__Problem__
Find each line in the listing that contains the string "axis", and copy those lines.

__Stored records__
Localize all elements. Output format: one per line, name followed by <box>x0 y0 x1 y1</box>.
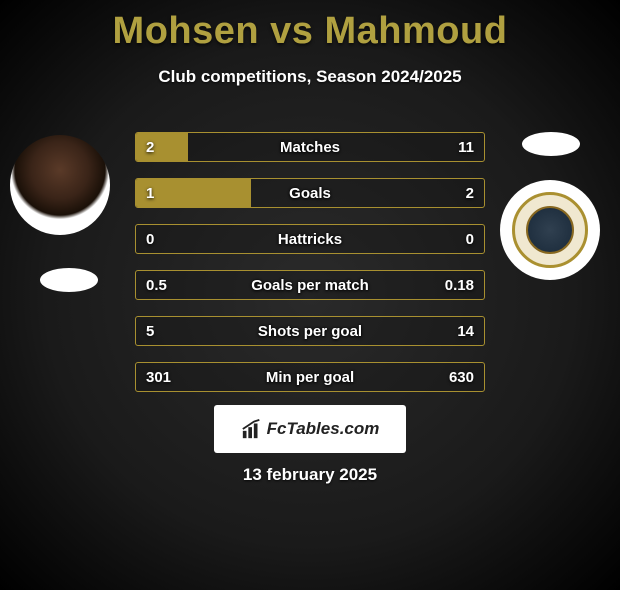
stat-row: 00Hattricks <box>135 224 485 254</box>
stat-label: Shots per goal <box>136 317 484 347</box>
player-b-name: Mahmoud <box>325 10 508 52</box>
player-b-flag <box>522 132 580 156</box>
badge-core <box>526 206 574 254</box>
stat-row: 301630Min per goal <box>135 362 485 392</box>
stat-label: Matches <box>136 133 484 163</box>
page-title: Mohsen vs Mahmoud <box>0 10 620 53</box>
subtitle: Club competitions, Season 2024/2025 <box>0 67 620 87</box>
player-a-avatar <box>10 135 110 235</box>
stat-row: 0.50.18Goals per match <box>135 270 485 300</box>
vs-separator: vs <box>270 10 313 52</box>
stat-row: 211Matches <box>135 132 485 162</box>
stat-label: Goals <box>136 179 484 209</box>
badge-ring <box>512 192 588 268</box>
date-text: 13 february 2025 <box>0 465 620 485</box>
brand-text: FcTables.com <box>267 419 380 439</box>
brand-box[interactable]: FcTables.com <box>214 405 406 453</box>
player-a-flag <box>40 268 98 292</box>
stat-label: Goals per match <box>136 271 484 301</box>
avatar-placeholder <box>10 135 110 235</box>
stat-label: Min per goal <box>136 363 484 393</box>
stats-container: 211Matches 12Goals 00Hattricks 0.50.18Goals… <box>135 132 485 408</box>
stat-label: Hattricks <box>136 225 484 255</box>
player-b-club-badge <box>500 180 600 280</box>
stat-row: 514Shots per goal <box>135 316 485 346</box>
player-a-name: Mohsen <box>113 10 260 52</box>
stat-row: 12Goals <box>135 178 485 208</box>
brand-icon <box>241 418 263 440</box>
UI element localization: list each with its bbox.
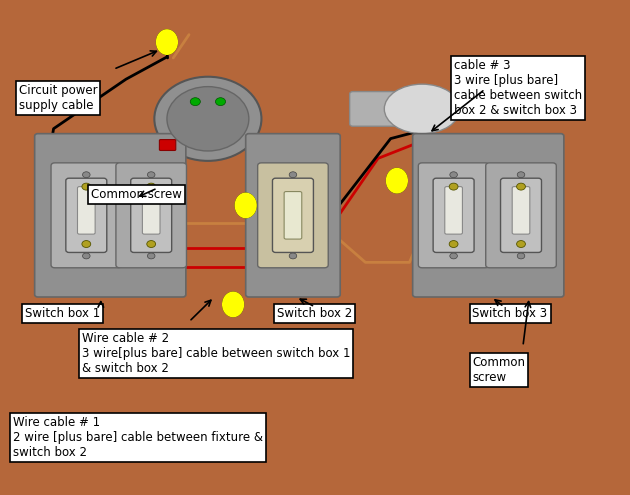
FancyBboxPatch shape xyxy=(51,163,122,268)
Ellipse shape xyxy=(223,293,243,316)
Text: Switch box 3: Switch box 3 xyxy=(472,307,547,320)
FancyBboxPatch shape xyxy=(273,178,314,252)
Text: Common screw: Common screw xyxy=(91,188,182,201)
Circle shape xyxy=(154,77,261,161)
Text: cable # 3
3 wire [plus bare]
cable between switch
box 2 & switch box 3: cable # 3 3 wire [plus bare] cable betwe… xyxy=(454,59,581,117)
FancyBboxPatch shape xyxy=(159,140,176,150)
FancyBboxPatch shape xyxy=(284,192,302,239)
Ellipse shape xyxy=(384,84,460,134)
Circle shape xyxy=(517,172,525,178)
Circle shape xyxy=(147,172,155,178)
FancyBboxPatch shape xyxy=(258,163,328,268)
Circle shape xyxy=(82,241,91,248)
Circle shape xyxy=(449,183,458,190)
Circle shape xyxy=(167,87,249,151)
FancyBboxPatch shape xyxy=(246,134,340,297)
Circle shape xyxy=(289,253,297,259)
Ellipse shape xyxy=(157,30,177,54)
Circle shape xyxy=(83,172,90,178)
FancyBboxPatch shape xyxy=(131,178,171,252)
Circle shape xyxy=(82,183,91,190)
Circle shape xyxy=(147,253,155,259)
Circle shape xyxy=(517,183,525,190)
Text: Wire cable # 1
2 wire [plus bare] cable between fixture &
switch box 2: Wire cable # 1 2 wire [plus bare] cable … xyxy=(13,416,263,459)
FancyBboxPatch shape xyxy=(418,163,489,268)
Text: Wire cable # 2
3 wire[plus bare] cable between switch box 1
& switch box 2: Wire cable # 2 3 wire[plus bare] cable b… xyxy=(82,332,350,375)
FancyBboxPatch shape xyxy=(350,92,406,126)
Ellipse shape xyxy=(387,169,407,193)
FancyBboxPatch shape xyxy=(142,187,160,234)
FancyBboxPatch shape xyxy=(445,187,462,234)
Circle shape xyxy=(449,241,458,248)
Circle shape xyxy=(190,98,200,105)
FancyBboxPatch shape xyxy=(35,134,186,297)
Circle shape xyxy=(289,172,297,178)
FancyBboxPatch shape xyxy=(413,134,564,297)
Circle shape xyxy=(147,183,156,190)
Circle shape xyxy=(147,241,156,248)
Circle shape xyxy=(83,253,90,259)
FancyBboxPatch shape xyxy=(512,187,530,234)
FancyBboxPatch shape xyxy=(486,163,556,268)
Circle shape xyxy=(450,172,457,178)
FancyBboxPatch shape xyxy=(501,178,542,252)
Text: Common
screw: Common screw xyxy=(472,356,525,385)
Text: Circuit power
supply cable: Circuit power supply cable xyxy=(19,84,98,112)
Text: Switch box 1: Switch box 1 xyxy=(25,307,100,320)
Circle shape xyxy=(517,253,525,259)
Circle shape xyxy=(517,241,525,248)
Circle shape xyxy=(215,98,226,105)
Ellipse shape xyxy=(236,194,256,217)
FancyBboxPatch shape xyxy=(116,163,186,268)
Circle shape xyxy=(450,253,457,259)
FancyBboxPatch shape xyxy=(66,178,106,252)
FancyBboxPatch shape xyxy=(77,187,95,234)
FancyBboxPatch shape xyxy=(433,178,474,252)
Text: Switch box 2: Switch box 2 xyxy=(277,307,352,320)
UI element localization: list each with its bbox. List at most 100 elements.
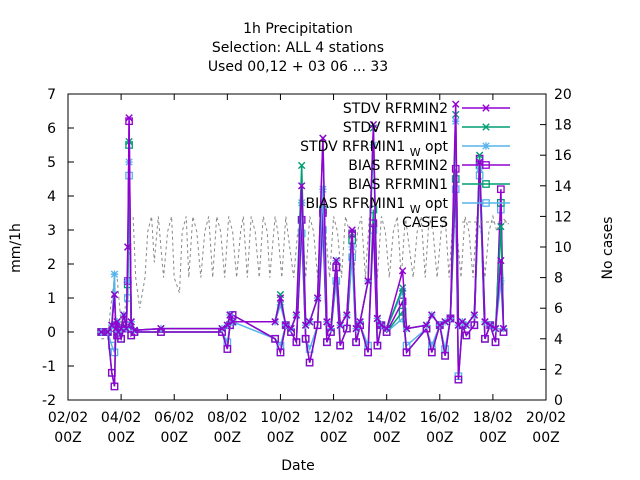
data-point bbox=[297, 182, 306, 190]
legend-marker bbox=[482, 104, 490, 112]
data-point bbox=[319, 185, 327, 193]
data-point bbox=[223, 345, 232, 353]
data-point bbox=[369, 120, 378, 129]
title-line: Selection: ALL 4 stations bbox=[212, 40, 384, 56]
legend-label: STDV RFRMIN2 bbox=[343, 101, 448, 117]
y2-tick-label: 12 bbox=[554, 209, 572, 225]
data-point bbox=[125, 114, 133, 122]
x-tick-label-hour: 00Z bbox=[267, 430, 294, 446]
data-point bbox=[436, 321, 444, 329]
y2-tick-label: 2 bbox=[554, 362, 563, 378]
data-point bbox=[462, 331, 471, 340]
legend-marker bbox=[482, 161, 490, 169]
data-point bbox=[382, 324, 391, 333]
data-point bbox=[481, 318, 489, 326]
data-point bbox=[497, 277, 505, 285]
data-point bbox=[497, 185, 505, 194]
x-tick-label-hour: 00Z bbox=[320, 430, 347, 446]
data-point bbox=[352, 324, 360, 333]
chart-title: 1h Precipitation Selection: ALL 4 station… bbox=[208, 21, 388, 75]
data-point bbox=[282, 321, 290, 329]
data-point bbox=[313, 294, 322, 302]
y-tick-label: 6 bbox=[47, 121, 56, 137]
data-point bbox=[422, 321, 431, 329]
data-point bbox=[343, 311, 351, 319]
series-line bbox=[101, 214, 510, 340]
x-tick-label: 08/02 bbox=[207, 410, 247, 426]
y2-tick-label: 16 bbox=[554, 148, 572, 164]
data-point bbox=[313, 321, 322, 330]
data-point bbox=[122, 324, 131, 333]
legend-marker bbox=[482, 142, 490, 150]
x-tick-label: 04/02 bbox=[101, 410, 141, 426]
data-point bbox=[107, 368, 116, 377]
data-point bbox=[491, 338, 500, 347]
data-point bbox=[97, 328, 105, 336]
x-tick-label-hour: 00Z bbox=[479, 430, 506, 446]
data-point bbox=[226, 311, 234, 319]
chart-axes: -2-1012345670246810121416182002/0200Z04/… bbox=[42, 87, 572, 446]
y-tick-label: 4 bbox=[47, 189, 56, 205]
series-6 bbox=[101, 214, 510, 340]
legend-label: BIAS RFRMIN1 W opt bbox=[306, 196, 449, 216]
data-point bbox=[292, 311, 301, 319]
legend-marker bbox=[482, 123, 490, 131]
y-axis-label: mm/1h bbox=[8, 223, 24, 273]
title-line: 1h Precipitation bbox=[243, 21, 353, 37]
data-point bbox=[398, 284, 407, 292]
x-tick-label-hour: 00Z bbox=[54, 430, 81, 446]
data-point bbox=[402, 348, 411, 357]
x-tick-label-hour: 00Z bbox=[373, 430, 400, 446]
y-tick-label: 5 bbox=[47, 155, 56, 171]
data-point bbox=[319, 134, 327, 142]
series-line bbox=[101, 104, 505, 334]
y2-tick-label: 20 bbox=[554, 87, 572, 103]
data-point bbox=[297, 161, 306, 170]
data-point bbox=[276, 348, 285, 357]
data-point bbox=[292, 338, 301, 347]
data-point bbox=[327, 324, 335, 333]
title-line: Used 00,12 + 03 06 ... 33 bbox=[208, 59, 388, 75]
data-point bbox=[336, 341, 345, 350]
y-tick-label: 0 bbox=[47, 325, 56, 341]
data-point bbox=[491, 324, 500, 333]
legend-label: CASES bbox=[402, 215, 448, 231]
chart-legend: STDV RFRMIN2 STDV RFRMIN1 STDV RFRMIN1 W o… bbox=[300, 101, 510, 231]
data-point bbox=[475, 158, 484, 166]
data-point bbox=[110, 382, 119, 391]
y2-tick-label: 10 bbox=[554, 240, 572, 256]
x-tick-label: 14/02 bbox=[366, 410, 406, 426]
data-point bbox=[373, 341, 382, 350]
data-point bbox=[454, 375, 463, 384]
data-point bbox=[452, 100, 460, 108]
data-point bbox=[497, 256, 505, 265]
x-tick-label-hour: 00Z bbox=[532, 430, 559, 446]
x-tick-label-hour: 00Z bbox=[426, 430, 453, 446]
x-tick-label: 10/02 bbox=[260, 410, 300, 426]
data-point bbox=[499, 324, 508, 333]
data-point bbox=[287, 324, 295, 333]
data-point bbox=[356, 318, 364, 326]
data-point bbox=[348, 226, 356, 234]
y2-tick-label: 4 bbox=[554, 332, 563, 348]
x-axis-label: Date bbox=[281, 458, 314, 474]
data-point bbox=[323, 338, 331, 347]
data-point bbox=[402, 324, 411, 333]
y2-tick-label: 18 bbox=[554, 118, 572, 134]
data-point bbox=[305, 358, 314, 367]
data-point bbox=[271, 318, 279, 326]
y-tick-label: 2 bbox=[47, 257, 56, 273]
data-point bbox=[332, 256, 340, 265]
y2-tick-label: 8 bbox=[554, 271, 563, 287]
x-tick-label-hour: 00Z bbox=[214, 430, 241, 446]
y2-tick-label: 0 bbox=[554, 393, 563, 409]
data-point bbox=[301, 334, 310, 343]
x-tick-label-hour: 00Z bbox=[161, 430, 188, 446]
data-point bbox=[117, 324, 125, 333]
legend-label: STDV RFRMIN1 bbox=[343, 120, 448, 136]
x-tick-label-hour: 00Z bbox=[107, 430, 134, 446]
x-tick-label: 20/02 bbox=[526, 410, 566, 426]
legend-label: BIAS RFRMIN2 bbox=[348, 158, 448, 174]
data-point bbox=[223, 321, 232, 329]
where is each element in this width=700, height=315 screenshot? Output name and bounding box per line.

__Final result__
y-axis-label: mm/1h bbox=[8, 223, 24, 273]
x-axis-label: Date bbox=[281, 458, 314, 474]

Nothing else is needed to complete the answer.